= Problem to solve =
Read the material below and count the lines holding the string "data". Give that count with nothing added.
** start **
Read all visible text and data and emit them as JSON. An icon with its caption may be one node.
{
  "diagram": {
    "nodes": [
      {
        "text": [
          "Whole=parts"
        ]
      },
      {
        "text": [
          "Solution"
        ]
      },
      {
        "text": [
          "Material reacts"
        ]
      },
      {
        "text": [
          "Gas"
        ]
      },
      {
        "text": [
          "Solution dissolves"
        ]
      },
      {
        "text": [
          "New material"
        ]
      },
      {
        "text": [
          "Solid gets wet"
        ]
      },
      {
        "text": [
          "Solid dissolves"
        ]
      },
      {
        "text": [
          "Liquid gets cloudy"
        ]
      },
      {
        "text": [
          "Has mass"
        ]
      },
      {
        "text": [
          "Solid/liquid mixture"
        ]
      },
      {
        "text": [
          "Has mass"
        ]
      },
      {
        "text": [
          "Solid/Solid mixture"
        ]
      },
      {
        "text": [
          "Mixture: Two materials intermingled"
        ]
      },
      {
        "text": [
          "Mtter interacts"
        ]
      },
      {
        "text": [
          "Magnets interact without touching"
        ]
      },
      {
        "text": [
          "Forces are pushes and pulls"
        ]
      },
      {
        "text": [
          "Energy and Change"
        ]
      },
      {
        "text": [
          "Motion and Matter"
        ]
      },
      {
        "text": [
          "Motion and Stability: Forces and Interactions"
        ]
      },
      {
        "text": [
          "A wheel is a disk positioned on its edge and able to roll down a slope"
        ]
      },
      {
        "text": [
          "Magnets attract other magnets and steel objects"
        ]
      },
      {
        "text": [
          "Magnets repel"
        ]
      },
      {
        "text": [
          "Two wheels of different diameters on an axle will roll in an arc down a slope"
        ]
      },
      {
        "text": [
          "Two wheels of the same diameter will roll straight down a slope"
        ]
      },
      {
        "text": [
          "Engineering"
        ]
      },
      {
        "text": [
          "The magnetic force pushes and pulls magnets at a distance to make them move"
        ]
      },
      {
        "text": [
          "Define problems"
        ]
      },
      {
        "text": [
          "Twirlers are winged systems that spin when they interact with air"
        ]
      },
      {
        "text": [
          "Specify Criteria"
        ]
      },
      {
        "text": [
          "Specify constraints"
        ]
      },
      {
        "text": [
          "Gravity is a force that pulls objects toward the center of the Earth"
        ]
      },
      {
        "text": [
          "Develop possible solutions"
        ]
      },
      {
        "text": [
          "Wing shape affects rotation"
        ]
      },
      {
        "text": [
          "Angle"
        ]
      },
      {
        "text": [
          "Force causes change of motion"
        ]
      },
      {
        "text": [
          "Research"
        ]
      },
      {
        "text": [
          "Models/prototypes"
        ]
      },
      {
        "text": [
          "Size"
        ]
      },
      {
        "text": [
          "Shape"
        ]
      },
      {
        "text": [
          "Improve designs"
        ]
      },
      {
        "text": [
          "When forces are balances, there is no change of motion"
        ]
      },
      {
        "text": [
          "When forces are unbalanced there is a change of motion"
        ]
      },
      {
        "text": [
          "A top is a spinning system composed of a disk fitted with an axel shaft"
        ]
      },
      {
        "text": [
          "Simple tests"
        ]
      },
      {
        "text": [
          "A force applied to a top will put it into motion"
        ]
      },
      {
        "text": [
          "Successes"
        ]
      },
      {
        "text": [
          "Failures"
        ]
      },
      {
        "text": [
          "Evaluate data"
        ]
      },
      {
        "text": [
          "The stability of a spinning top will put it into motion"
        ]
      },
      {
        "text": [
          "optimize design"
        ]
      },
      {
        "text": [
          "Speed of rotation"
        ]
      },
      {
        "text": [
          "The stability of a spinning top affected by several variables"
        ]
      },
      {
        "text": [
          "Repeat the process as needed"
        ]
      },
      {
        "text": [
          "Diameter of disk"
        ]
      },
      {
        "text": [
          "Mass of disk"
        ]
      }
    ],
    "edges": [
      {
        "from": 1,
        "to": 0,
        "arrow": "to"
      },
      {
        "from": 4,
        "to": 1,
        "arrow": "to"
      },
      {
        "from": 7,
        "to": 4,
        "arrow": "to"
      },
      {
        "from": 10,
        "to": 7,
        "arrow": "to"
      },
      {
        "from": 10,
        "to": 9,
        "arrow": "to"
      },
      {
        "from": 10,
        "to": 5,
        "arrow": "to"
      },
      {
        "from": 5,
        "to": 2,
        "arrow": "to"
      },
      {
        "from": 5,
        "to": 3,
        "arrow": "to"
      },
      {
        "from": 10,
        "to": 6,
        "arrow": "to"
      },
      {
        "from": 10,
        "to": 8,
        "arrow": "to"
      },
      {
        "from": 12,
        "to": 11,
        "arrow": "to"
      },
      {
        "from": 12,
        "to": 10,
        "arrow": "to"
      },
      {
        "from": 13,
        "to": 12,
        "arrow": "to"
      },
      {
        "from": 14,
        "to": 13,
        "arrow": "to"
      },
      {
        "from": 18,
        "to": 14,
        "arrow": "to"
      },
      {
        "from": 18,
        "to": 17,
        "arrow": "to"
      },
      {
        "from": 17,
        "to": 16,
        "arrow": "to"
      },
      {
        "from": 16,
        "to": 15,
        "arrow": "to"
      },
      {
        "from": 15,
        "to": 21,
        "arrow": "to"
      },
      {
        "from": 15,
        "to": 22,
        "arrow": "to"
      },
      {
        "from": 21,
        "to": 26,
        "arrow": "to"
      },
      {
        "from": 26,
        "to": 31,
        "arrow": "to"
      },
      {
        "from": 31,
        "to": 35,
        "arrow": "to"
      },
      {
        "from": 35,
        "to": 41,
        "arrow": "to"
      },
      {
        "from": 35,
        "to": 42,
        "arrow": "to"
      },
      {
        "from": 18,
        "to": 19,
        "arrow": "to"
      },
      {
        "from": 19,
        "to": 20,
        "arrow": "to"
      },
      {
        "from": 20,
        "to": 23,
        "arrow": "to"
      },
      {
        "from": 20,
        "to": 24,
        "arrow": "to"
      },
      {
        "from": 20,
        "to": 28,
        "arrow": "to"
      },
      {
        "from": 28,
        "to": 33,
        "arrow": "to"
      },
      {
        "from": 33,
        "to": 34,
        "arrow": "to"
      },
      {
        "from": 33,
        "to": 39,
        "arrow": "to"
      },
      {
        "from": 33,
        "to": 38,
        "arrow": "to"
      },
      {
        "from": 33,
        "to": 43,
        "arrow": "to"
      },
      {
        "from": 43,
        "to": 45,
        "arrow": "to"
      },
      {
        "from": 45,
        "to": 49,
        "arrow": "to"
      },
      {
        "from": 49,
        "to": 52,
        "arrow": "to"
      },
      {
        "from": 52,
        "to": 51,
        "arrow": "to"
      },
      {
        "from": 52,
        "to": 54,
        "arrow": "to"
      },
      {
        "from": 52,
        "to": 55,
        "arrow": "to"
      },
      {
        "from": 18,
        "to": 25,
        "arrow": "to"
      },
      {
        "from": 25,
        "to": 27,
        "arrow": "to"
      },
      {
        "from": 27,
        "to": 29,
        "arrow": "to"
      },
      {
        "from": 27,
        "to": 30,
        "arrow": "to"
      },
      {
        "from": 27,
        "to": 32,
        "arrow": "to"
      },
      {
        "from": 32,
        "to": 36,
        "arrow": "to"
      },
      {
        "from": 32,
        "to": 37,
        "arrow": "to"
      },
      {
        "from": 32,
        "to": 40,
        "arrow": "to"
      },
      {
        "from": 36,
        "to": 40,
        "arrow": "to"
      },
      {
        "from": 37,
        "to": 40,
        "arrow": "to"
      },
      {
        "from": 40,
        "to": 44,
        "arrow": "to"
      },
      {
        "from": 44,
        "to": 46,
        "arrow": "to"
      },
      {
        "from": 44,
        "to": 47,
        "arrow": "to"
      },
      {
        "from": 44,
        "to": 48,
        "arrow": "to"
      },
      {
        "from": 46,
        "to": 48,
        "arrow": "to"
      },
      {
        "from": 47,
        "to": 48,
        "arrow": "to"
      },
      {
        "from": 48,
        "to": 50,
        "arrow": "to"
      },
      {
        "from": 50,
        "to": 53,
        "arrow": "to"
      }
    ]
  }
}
** end **
= Solution below =
2